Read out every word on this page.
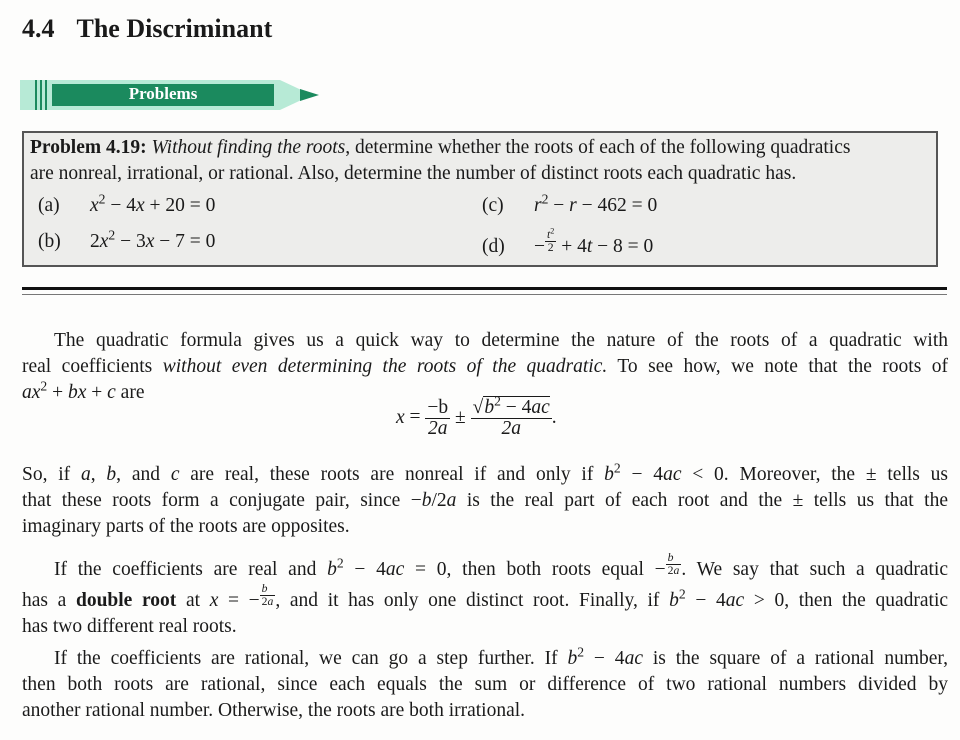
4.4 The Discriminant
Problems
Problem 4.19: Without finding the roots, determine whether the roots of each of the following quadratics
are nonreal, irrational, or rational. Also, determine the number of distinct roots each quadratic has.
(a) $x^2 - 4x + 20 = 0$
(b) $2x^2 - 3x - 7 = 0$
(c) $r^2 - r - 462 = 0$
$(d) - \frac{t^2}{2} + 4t - 8 = 0$
The quadratic formula gives us a quick way to determine the nature of the roots of a quadratic with
real coefficients without even determining the roots of the quadratic. To see how, we note that the roots of
$ax^2$ + bx + c are
$x = \frac{-b}{2a} \pm \frac{√b^2 - 4ac}{2a}$ .
So, if a, b, and c are real, these roots are nonreal if and only if $b^2 - 4ac < 0$. Moreover, the ± tells us
that these roots form a conjugate pair, since −b/2a is the real part of each root and the ± tells us that the
imaginary parts of the roots are opposites.
If the coefficients are real and $b^2 - 4ac = 0$, then both roots equal − $\frac{b}{2a}$ . We say that such a quadratic
has a double root at x = − $\frac{b}{2a}$ , and it has only one distinct root. Finally, if $b^2 - 4ac > 0$, then the quadratic
has two different real roots.
If the coefficients are rational, we can go a step further. If $b^2 - 4ac$ is the square of a rational number,
then both roots are rational, since each equals the sum or difference of two rational numbers divided by
another rational number. Otherwise, the roots are both irrational.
════
» **Brief**
Pictures appear in the records above. Output everything except them, exactly.

» **Solved exercise**
Read out every word on this page.
4.4 The Discriminant
Problems
Problem 4.19: Without finding the roots, determine whether the roots of each of the following quadratics
are nonreal, irrational, or rational. Also, determine the number of distinct roots each quadratic has.
(a) $x^2 - 4x + 20 = 0$
(b) $2x^2 - 3x - 7 = 0$
(c) $r^2 - r - 462 = 0$
$(d) - \frac{t^2}{2} + 4t - 8 = 0$
The quadratic formula gives us a quick way to determine the nature of the roots of a quadratic with
real coefficients without even determining the roots of the quadratic. To see how, we note that the roots of
$ax^2$ + bx + c are
$x = \frac{-b}{2a} \pm \frac{√b^2 - 4ac}{2a}$ .
So, if a, b, and c are real, these roots are nonreal if and only if $b^2 - 4ac < 0$. Moreover, the ± tells us
that these roots form a conjugate pair, since −b/2a is the real part of each root and the ± tells us that the
imaginary parts of the roots are opposites.
If the coefficients are real and $b^2 - 4ac = 0$, then both roots equal − $\frac{b}{2a}$ . We say that such a quadratic
has a double root at x = − $\frac{b}{2a}$ , and it has only one distinct root. Finally, if $b^2 - 4ac > 0$, then the quadratic
has two different real roots.
If the coefficients are rational, we can go a step further. If $b^2 - 4ac$ is the square of a rational number,
then both roots are rational, since each equals the sum or difference of two rational numbers divided by
another rational number. Otherwise, the roots are both irrational.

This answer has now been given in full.